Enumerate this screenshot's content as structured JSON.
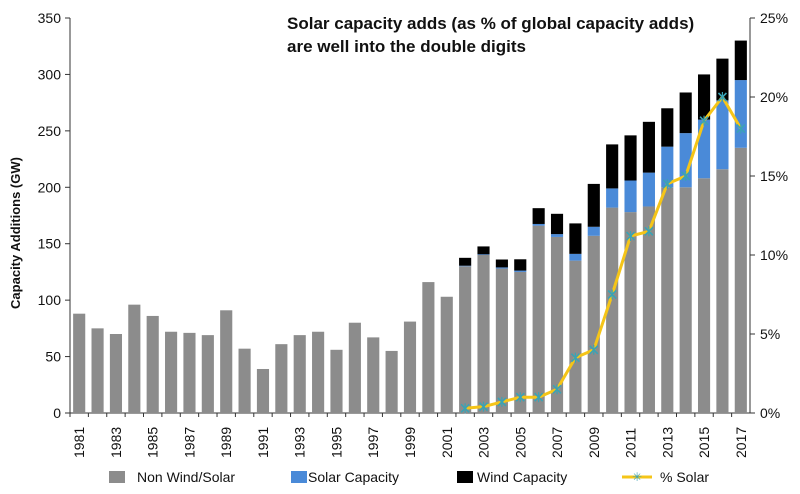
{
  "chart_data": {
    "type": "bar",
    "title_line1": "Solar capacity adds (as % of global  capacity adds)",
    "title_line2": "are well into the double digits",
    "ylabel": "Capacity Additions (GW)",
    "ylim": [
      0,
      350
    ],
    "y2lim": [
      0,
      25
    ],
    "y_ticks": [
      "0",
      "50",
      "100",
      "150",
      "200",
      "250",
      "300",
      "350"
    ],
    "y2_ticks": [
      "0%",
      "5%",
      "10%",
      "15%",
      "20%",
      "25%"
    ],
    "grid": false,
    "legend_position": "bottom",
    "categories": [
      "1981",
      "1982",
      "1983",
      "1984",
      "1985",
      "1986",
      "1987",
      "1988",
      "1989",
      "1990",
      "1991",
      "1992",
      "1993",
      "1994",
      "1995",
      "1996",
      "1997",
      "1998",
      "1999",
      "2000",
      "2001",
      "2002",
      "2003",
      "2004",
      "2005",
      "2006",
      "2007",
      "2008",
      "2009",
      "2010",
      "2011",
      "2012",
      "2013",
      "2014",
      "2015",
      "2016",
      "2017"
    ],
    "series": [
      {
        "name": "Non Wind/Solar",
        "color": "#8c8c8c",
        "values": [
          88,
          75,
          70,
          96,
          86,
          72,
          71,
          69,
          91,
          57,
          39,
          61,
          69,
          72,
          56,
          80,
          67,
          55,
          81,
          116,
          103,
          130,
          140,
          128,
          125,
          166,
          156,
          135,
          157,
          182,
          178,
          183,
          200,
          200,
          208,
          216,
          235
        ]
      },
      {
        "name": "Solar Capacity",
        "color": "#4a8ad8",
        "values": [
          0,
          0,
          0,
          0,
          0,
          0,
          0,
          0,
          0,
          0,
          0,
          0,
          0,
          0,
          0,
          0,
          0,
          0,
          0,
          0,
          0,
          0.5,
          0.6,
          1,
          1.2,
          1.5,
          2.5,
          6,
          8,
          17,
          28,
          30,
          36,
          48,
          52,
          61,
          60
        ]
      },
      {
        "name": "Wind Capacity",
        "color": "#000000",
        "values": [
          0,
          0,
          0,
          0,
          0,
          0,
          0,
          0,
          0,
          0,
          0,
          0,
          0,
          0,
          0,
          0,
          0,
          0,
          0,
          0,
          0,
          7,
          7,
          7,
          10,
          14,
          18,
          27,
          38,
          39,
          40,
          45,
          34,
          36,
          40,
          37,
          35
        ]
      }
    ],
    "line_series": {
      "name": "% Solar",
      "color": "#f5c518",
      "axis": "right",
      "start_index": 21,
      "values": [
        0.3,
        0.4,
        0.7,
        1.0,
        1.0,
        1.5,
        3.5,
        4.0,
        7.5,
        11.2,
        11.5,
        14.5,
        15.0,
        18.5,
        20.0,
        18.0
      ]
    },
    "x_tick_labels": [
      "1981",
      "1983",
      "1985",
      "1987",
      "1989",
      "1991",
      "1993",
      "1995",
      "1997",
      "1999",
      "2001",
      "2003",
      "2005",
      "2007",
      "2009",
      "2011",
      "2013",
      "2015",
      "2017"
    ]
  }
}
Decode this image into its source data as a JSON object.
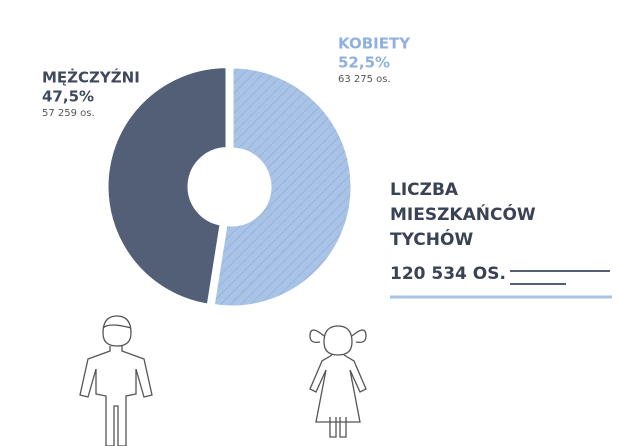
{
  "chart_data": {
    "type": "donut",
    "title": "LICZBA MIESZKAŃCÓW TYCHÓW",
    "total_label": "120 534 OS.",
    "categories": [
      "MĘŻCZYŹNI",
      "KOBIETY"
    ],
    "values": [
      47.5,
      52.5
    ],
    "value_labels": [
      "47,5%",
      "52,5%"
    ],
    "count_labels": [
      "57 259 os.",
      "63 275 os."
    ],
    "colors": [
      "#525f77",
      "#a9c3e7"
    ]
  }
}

================

Stated task
Keep the pictures out of the copy and write out the data exactly as it stands.

Answer in full
Enumerate this screenshot's content as structured JSON.
{
  "chart_data": {
    "type": "bar",
    "title_line1": "Solar capacity adds (as % of global  capacity adds)",
    "title_line2": "are well into the double digits",
    "ylabel": "Capacity Additions (GW)",
    "ylim": [
      0,
      350
    ],
    "y2lim": [
      0,
      25
    ],
    "y_ticks": [
      "0",
      "50",
      "100",
      "150",
      "200",
      "250",
      "300",
      "350"
    ],
    "y2_ticks": [
      "0%",
      "5%",
      "10%",
      "15%",
      "20%",
      "25%"
    ],
    "grid": false,
    "legend_position": "bottom",
    "categories": [
      "1981",
      "1982",
      "1983",
      "1984",
      "1985",
      "1986",
      "1987",
      "1988",
      "1989",
      "1990",
      "1991",
      "1992",
      "1993",
      "1994",
      "1995",
      "1996",
      "1997",
      "1998",
      "1999",
      "2000",
      "2001",
      "2002",
      "2003",
      "2004",
      "2005",
      "2006",
      "2007",
      "2008",
      "2009",
      "2010",
      "2011",
      "2012",
      "2013",
      "2014",
      "2015",
      "2016",
      "2017"
    ],
    "series": [
      {
        "name": "Non Wind/Solar",
        "color": "#8c8c8c",
        "values": [
          88,
          75,
          70,
          96,
          86,
          72,
          71,
          69,
          91,
          57,
          39,
          61,
          69,
          72,
          56,
          80,
          67,
          55,
          81,
          116,
          103,
          130,
          140,
          128,
          125,
          166,
          156,
          135,
          157,
          182,
          178,
          183,
          200,
          200,
          208,
          216,
          235
        ]
      },
      {
        "name": "Solar Capacity",
        "color": "#4a8ad8",
        "values": [
          0,
          0,
          0,
          0,
          0,
          0,
          0,
          0,
          0,
          0,
          0,
          0,
          0,
          0,
          0,
          0,
          0,
          0,
          0,
          0,
          0,
          0.5,
          0.6,
          1,
          1.2,
          1.5,
          2.5,
          6,
          8,
          17,
          28,
          30,
          36,
          48,
          52,
          61,
          60
        ]
      },
      {
        "name": "Wind Capacity",
        "color": "#000000",
        "values": [
          0,
          0,
          0,
          0,
          0,
          0,
          0,
          0,
          0,
          0,
          0,
          0,
          0,
          0,
          0,
          0,
          0,
          0,
          0,
          0,
          0,
          7,
          7,
          7,
          10,
          14,
          18,
          27,
          38,
          39,
          40,
          45,
          34,
          36,
          40,
          37,
          35
        ]
      }
    ],
    "line_series": {
      "name": "% Solar",
      "color": "#f5c518",
      "axis": "right",
      "start_index": 21,
      "values": [
        0.3,
        0.4,
        0.7,
        1.0,
        1.0,
        1.5,
        3.5,
        4.0,
        7.5,
        11.2,
        11.5,
        14.5,
        15.0,
        18.5,
        20.0,
        18.0
      ]
    },
    "x_tick_labels": [
      "1981",
      "1983",
      "1985",
      "1987",
      "1989",
      "1991",
      "1993",
      "1995",
      "1997",
      "1999",
      "2001",
      "2003",
      "2005",
      "2007",
      "2009",
      "2011",
      "2013",
      "2015",
      "2017"
    ]
  }
}
Decode this image into its source data as a JSON object.
{
  "chart_data": {
    "type": "donut",
    "title": "LICZBA MIESZKAŃCÓW TYCHÓW",
    "total_label": "120 534 OS.",
    "categories": [
      "MĘŻCZYŹNI",
      "KOBIETY"
    ],
    "values": [
      47.5,
      52.5
    ],
    "value_labels": [
      "47,5%",
      "52,5%"
    ],
    "count_labels": [
      "57 259 os.",
      "63 275 os."
    ],
    "colors": [
      "#525f77",
      "#a9c3e7"
    ]
  }
}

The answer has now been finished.